• _Exercise aim_
Check each line of the material below for the string "Seite", then report how many lines have it, and nothing else.
+++ Items +++
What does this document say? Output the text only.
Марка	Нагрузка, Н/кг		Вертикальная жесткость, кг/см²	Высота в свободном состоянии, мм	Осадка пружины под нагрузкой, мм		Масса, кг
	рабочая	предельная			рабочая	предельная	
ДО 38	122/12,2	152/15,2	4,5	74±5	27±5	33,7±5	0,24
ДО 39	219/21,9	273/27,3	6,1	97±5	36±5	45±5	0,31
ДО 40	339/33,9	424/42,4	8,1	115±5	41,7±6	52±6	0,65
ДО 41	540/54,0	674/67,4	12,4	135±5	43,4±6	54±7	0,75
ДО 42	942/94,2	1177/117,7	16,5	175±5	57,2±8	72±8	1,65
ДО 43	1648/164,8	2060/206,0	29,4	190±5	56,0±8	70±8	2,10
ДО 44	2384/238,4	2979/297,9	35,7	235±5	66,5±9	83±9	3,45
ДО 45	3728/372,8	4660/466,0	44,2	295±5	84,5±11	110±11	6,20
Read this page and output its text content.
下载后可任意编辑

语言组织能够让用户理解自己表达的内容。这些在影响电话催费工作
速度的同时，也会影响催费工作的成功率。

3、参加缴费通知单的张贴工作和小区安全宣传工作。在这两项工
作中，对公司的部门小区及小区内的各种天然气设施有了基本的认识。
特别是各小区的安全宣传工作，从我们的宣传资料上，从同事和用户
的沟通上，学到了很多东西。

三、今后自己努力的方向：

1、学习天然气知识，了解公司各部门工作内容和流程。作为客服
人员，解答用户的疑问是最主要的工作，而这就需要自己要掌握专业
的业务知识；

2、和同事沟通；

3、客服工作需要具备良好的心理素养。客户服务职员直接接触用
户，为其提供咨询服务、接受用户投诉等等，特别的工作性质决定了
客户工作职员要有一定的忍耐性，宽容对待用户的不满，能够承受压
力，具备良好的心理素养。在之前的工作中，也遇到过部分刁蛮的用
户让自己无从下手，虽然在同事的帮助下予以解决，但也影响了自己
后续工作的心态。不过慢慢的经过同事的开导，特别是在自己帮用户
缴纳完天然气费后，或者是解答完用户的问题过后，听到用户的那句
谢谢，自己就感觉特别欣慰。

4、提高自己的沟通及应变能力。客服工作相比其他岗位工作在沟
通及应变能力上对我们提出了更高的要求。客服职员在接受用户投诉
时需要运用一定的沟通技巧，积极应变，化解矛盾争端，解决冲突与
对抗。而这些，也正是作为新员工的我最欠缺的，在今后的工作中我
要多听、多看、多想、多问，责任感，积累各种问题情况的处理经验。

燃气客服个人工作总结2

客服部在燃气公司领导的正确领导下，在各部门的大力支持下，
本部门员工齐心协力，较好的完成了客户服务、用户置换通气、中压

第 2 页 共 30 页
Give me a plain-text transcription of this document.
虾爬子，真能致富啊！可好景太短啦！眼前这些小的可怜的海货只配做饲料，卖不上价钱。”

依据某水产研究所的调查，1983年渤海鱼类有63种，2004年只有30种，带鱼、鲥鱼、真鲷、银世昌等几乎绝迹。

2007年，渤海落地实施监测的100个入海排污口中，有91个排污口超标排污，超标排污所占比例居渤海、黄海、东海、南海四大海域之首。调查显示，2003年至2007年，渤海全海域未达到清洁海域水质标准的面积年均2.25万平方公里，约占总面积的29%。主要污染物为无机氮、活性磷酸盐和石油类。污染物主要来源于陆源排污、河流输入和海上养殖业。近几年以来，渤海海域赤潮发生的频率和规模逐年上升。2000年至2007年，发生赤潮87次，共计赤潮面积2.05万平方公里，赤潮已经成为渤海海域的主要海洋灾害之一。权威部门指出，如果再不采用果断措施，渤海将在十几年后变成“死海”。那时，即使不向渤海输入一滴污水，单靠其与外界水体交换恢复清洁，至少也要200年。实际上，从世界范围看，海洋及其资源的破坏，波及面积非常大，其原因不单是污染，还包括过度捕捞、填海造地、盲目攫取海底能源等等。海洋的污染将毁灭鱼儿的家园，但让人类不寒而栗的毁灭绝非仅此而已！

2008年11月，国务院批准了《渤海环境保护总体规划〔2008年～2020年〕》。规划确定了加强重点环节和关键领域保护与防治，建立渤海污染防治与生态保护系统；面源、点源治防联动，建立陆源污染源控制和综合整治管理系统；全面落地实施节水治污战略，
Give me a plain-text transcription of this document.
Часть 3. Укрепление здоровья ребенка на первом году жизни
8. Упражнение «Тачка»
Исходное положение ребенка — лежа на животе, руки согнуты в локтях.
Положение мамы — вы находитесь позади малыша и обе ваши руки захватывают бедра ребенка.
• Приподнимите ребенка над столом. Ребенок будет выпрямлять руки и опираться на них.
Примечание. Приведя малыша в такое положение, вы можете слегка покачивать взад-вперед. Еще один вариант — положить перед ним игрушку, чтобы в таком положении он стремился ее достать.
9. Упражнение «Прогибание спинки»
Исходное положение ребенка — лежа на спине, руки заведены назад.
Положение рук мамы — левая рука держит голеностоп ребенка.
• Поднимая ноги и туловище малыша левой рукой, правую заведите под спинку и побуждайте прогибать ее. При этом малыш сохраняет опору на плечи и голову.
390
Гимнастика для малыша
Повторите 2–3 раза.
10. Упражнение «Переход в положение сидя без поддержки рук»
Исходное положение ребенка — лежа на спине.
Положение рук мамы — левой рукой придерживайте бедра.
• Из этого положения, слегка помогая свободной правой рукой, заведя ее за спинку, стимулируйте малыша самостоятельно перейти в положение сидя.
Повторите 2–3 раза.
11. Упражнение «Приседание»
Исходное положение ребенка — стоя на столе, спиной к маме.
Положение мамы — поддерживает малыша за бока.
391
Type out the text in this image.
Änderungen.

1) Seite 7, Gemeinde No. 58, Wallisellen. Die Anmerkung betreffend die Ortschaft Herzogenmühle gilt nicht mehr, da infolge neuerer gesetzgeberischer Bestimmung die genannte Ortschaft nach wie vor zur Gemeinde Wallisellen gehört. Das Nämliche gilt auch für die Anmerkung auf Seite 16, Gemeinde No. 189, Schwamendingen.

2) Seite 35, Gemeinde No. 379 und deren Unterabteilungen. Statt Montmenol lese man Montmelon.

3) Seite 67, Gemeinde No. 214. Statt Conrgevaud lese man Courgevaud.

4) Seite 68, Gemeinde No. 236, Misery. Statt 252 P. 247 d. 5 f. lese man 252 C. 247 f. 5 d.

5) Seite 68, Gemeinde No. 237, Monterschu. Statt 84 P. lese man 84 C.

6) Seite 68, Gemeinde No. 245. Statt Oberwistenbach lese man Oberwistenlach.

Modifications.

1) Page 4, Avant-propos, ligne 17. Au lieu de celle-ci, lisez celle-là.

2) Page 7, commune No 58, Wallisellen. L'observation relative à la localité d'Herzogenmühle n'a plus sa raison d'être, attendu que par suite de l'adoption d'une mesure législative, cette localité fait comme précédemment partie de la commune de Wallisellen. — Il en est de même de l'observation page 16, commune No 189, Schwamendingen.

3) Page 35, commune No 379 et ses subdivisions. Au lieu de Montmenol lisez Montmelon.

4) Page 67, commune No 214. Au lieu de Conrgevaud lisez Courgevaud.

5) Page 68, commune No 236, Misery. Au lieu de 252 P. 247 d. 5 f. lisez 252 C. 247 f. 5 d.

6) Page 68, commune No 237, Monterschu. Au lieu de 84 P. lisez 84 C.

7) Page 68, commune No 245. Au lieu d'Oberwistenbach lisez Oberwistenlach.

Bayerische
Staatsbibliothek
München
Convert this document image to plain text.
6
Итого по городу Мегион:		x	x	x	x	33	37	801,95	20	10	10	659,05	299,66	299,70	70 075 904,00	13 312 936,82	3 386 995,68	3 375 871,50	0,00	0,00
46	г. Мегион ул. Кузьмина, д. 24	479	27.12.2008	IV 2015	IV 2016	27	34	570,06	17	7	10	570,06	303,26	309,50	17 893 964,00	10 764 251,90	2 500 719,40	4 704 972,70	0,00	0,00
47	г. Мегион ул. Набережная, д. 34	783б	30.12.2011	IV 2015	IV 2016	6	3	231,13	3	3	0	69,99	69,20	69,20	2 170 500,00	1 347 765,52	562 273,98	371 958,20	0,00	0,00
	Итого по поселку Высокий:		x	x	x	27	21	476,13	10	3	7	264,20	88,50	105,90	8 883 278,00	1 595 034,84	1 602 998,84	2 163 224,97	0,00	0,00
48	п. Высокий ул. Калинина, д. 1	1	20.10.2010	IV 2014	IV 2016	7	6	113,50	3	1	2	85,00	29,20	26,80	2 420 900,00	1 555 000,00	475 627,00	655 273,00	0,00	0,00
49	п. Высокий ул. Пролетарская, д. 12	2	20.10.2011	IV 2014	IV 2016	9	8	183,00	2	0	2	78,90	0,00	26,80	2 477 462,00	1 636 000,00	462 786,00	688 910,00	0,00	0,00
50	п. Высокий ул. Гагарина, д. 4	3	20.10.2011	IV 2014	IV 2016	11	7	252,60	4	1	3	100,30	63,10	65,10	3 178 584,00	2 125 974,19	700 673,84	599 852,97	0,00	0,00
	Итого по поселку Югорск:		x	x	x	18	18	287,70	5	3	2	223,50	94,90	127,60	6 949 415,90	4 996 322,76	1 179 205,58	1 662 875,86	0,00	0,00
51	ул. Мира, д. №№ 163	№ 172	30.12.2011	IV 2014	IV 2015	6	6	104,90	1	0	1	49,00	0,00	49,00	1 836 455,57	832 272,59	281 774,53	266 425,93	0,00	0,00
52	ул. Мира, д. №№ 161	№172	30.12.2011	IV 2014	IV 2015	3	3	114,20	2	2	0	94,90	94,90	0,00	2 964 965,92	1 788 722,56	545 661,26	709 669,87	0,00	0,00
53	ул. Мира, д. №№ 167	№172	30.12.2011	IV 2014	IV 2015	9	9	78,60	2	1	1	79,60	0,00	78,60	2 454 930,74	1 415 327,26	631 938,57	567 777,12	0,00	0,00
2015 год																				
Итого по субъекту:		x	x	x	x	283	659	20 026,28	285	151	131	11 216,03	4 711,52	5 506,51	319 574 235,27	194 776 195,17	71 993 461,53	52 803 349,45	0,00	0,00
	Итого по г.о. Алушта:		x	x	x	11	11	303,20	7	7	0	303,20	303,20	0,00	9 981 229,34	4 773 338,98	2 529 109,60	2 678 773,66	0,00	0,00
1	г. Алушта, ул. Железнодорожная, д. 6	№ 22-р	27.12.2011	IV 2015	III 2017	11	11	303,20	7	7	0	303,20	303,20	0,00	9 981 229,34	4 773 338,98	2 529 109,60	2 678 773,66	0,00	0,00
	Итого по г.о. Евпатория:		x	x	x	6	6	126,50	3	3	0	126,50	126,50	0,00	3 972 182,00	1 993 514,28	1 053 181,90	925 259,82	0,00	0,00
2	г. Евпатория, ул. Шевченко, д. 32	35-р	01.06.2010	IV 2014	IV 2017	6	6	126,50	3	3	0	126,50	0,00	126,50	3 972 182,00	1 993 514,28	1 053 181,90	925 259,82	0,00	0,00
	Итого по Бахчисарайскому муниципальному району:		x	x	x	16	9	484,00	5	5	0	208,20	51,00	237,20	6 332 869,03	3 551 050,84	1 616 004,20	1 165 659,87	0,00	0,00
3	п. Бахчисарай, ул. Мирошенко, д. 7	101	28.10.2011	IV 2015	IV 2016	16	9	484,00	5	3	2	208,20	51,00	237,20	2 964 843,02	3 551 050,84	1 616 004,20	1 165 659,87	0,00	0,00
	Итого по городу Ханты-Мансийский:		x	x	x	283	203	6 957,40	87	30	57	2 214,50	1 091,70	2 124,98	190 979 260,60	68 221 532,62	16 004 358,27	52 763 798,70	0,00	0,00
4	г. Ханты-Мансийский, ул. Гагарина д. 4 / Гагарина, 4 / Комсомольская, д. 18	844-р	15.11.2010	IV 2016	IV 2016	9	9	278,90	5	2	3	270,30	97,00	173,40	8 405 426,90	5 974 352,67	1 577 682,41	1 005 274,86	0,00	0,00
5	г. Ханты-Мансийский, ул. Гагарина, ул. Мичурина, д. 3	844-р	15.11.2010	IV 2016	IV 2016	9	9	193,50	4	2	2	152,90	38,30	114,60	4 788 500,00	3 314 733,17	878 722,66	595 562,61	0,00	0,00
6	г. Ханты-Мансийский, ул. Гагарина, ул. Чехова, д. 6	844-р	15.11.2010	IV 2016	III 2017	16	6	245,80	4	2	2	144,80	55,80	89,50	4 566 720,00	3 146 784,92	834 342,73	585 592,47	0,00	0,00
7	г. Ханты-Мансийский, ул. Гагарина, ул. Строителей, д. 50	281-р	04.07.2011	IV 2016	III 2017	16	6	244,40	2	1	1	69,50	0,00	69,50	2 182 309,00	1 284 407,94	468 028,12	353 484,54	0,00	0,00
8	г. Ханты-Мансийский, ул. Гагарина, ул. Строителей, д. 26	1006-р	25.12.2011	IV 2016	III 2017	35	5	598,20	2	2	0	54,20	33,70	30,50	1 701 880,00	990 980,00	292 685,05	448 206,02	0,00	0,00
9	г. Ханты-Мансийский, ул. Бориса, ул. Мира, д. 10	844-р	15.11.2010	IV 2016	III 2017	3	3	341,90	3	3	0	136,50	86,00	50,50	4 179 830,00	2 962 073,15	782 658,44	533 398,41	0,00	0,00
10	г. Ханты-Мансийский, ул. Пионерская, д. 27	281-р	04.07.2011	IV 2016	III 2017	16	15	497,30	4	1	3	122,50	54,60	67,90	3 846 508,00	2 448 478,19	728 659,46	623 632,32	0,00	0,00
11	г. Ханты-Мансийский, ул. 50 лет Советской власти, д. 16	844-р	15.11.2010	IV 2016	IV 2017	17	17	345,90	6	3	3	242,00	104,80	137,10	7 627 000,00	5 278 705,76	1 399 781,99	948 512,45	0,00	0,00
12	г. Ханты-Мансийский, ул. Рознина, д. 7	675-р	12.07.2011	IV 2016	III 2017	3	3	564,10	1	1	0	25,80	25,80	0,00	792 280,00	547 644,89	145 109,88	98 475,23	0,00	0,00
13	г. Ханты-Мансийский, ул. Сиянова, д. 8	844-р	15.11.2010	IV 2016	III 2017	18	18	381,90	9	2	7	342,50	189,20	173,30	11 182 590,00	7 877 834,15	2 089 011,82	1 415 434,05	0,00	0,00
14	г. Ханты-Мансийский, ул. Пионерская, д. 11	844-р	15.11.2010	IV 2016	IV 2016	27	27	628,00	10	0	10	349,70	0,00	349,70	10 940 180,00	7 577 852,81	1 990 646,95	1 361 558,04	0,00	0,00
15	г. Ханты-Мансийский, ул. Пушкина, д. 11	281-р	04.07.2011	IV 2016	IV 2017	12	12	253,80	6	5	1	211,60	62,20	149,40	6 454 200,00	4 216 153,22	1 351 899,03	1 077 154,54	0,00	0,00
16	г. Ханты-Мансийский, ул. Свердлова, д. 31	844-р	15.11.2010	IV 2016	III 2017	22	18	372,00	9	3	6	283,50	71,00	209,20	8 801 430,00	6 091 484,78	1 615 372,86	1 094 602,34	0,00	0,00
+++
• _Written solution_
6